YOUR OBJECTIVE ::
Count how many lines of the data below contain the string "people"; the reply should be that number alone.

-- -- --

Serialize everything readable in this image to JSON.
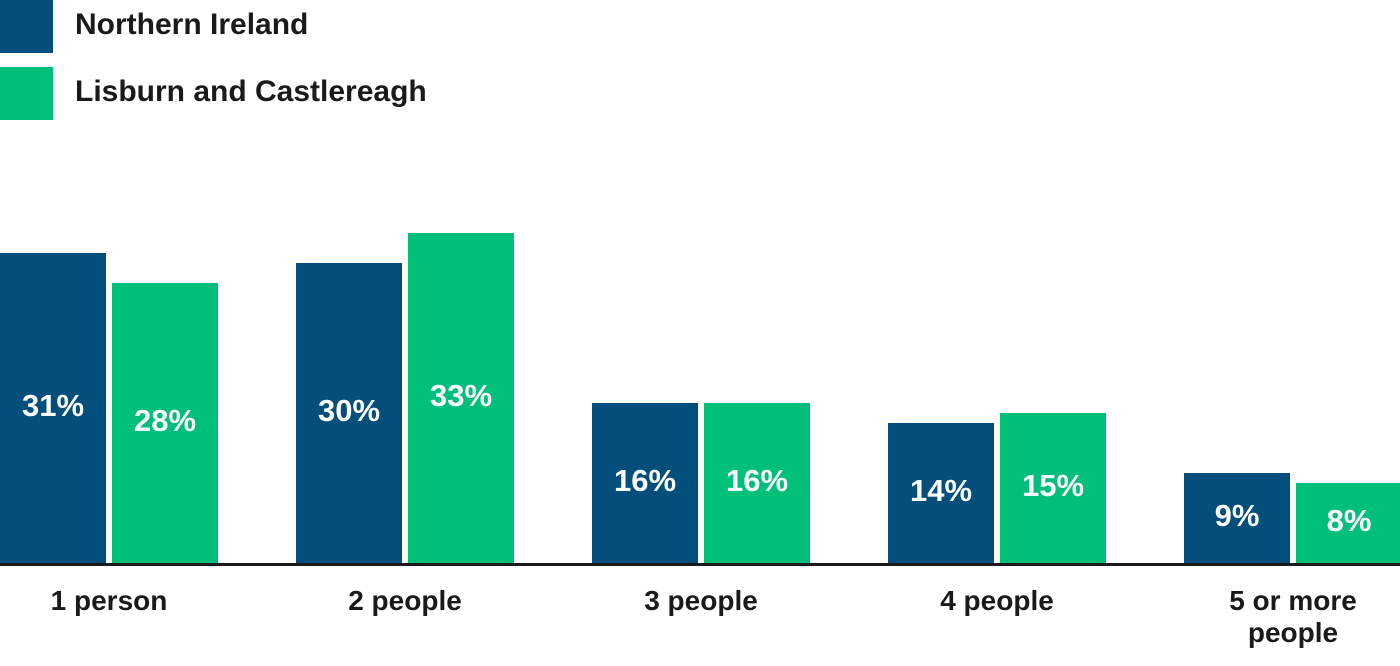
{
  "chart_data": {
    "type": "bar",
    "categories": [
      "1 person",
      "2 people",
      "3 people",
      "4 people",
      "5 or more people"
    ],
    "series": [
      {
        "name": "Northern Ireland",
        "color": "#034e7b",
        "values": [
          31,
          30,
          16,
          14,
          9
        ],
        "value_labels": [
          "31%",
          "30%",
          "16%",
          "14%",
          "9%"
        ]
      },
      {
        "name": "Lisburn and Castlereagh",
        "color": "#00bf78",
        "values": [
          28,
          33,
          16,
          15,
          8
        ],
        "value_labels": [
          "28%",
          "33%",
          "16%",
          "15%",
          "8%"
        ]
      }
    ],
    "ylim": [
      0,
      50
    ]
  }
}
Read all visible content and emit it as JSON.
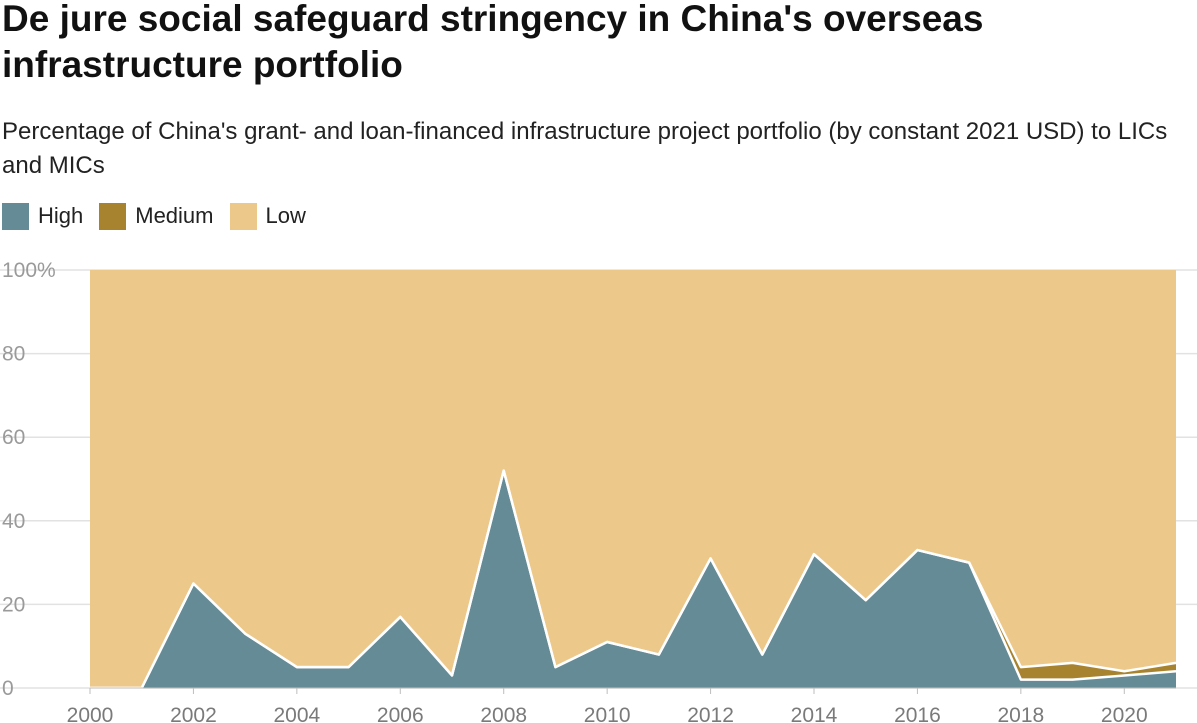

-- -- --

SOLUTION FOR THIS TASK ::
4